== Set task ==
Write out the material again exactly, please, and omit the pictures.

== Input material ==

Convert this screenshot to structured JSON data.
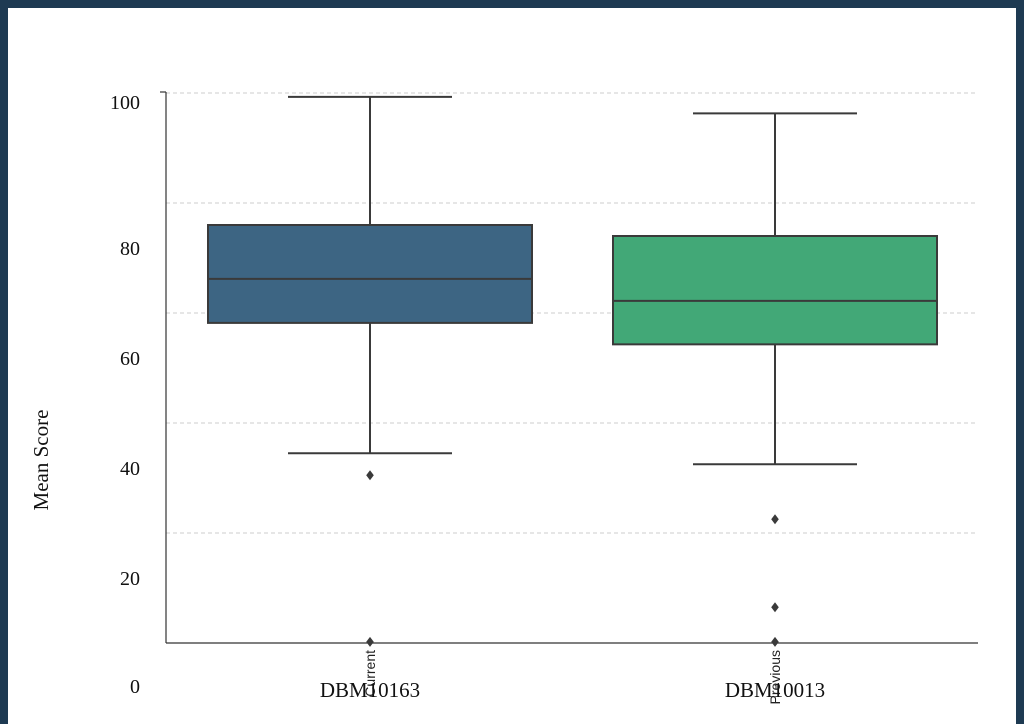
{
  "chart_data": {
    "type": "box",
    "ylabel": "Mean Score",
    "xlabel": "",
    "ylim": [
      0,
      100
    ],
    "y_tick_labels": [
      "0",
      "20",
      "40",
      "60",
      "80",
      "100"
    ],
    "grid": "dashed horizontal",
    "categories": [
      "DBM10163",
      "DBM10013"
    ],
    "overlapping_tick_labels": [
      "Current",
      "Previous"
    ],
    "boxes": [
      {
        "category": "DBM10163",
        "whisker_low": 34.5,
        "q1": 58.2,
        "median": 66.2,
        "q3": 76.0,
        "whisker_high": 99.3,
        "outliers": [
          30.5,
          0.2
        ],
        "color": "#3d6583"
      },
      {
        "category": "DBM10013",
        "whisker_low": 32.5,
        "q1": 54.3,
        "median": 62.2,
        "q3": 74.0,
        "whisker_high": 96.3,
        "outliers": [
          22.5,
          6.5,
          0.2
        ],
        "color": "#42a877"
      }
    ]
  },
  "colors": {
    "frame": "#1e3a52",
    "axis": "#333333",
    "grid": "#cccccc",
    "line": "#3a3a3a"
  }
}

== Task output ==
Convert this screenshot to structured JSON data.
{
  "chart_data": {
    "type": "box",
    "ylabel": "Mean Score",
    "xlabel": "",
    "ylim": [
      0,
      100
    ],
    "y_tick_labels": [
      "0",
      "20",
      "40",
      "60",
      "80",
      "100"
    ],
    "grid": "dashed horizontal",
    "categories": [
      "DBM10163",
      "DBM10013"
    ],
    "overlapping_tick_labels": [
      "Current",
      "Previous"
    ],
    "boxes": [
      {
        "category": "DBM10163",
        "whisker_low": 34.5,
        "q1": 58.2,
        "median": 66.2,
        "q3": 76.0,
        "whisker_high": 99.3,
        "outliers": [
          30.5,
          0.2
        ],
        "color": "#3d6583"
      },
      {
        "category": "DBM10013",
        "whisker_low": 32.5,
        "q1": 54.3,
        "median": 62.2,
        "q3": 74.0,
        "whisker_high": 96.3,
        "outliers": [
          22.5,
          6.5,
          0.2
        ],
        "color": "#42a877"
      }
    ]
  },
  "colors": {
    "frame": "#1e3a52",
    "axis": "#333333",
    "grid": "#cccccc",
    "line": "#3a3a3a"
  }
}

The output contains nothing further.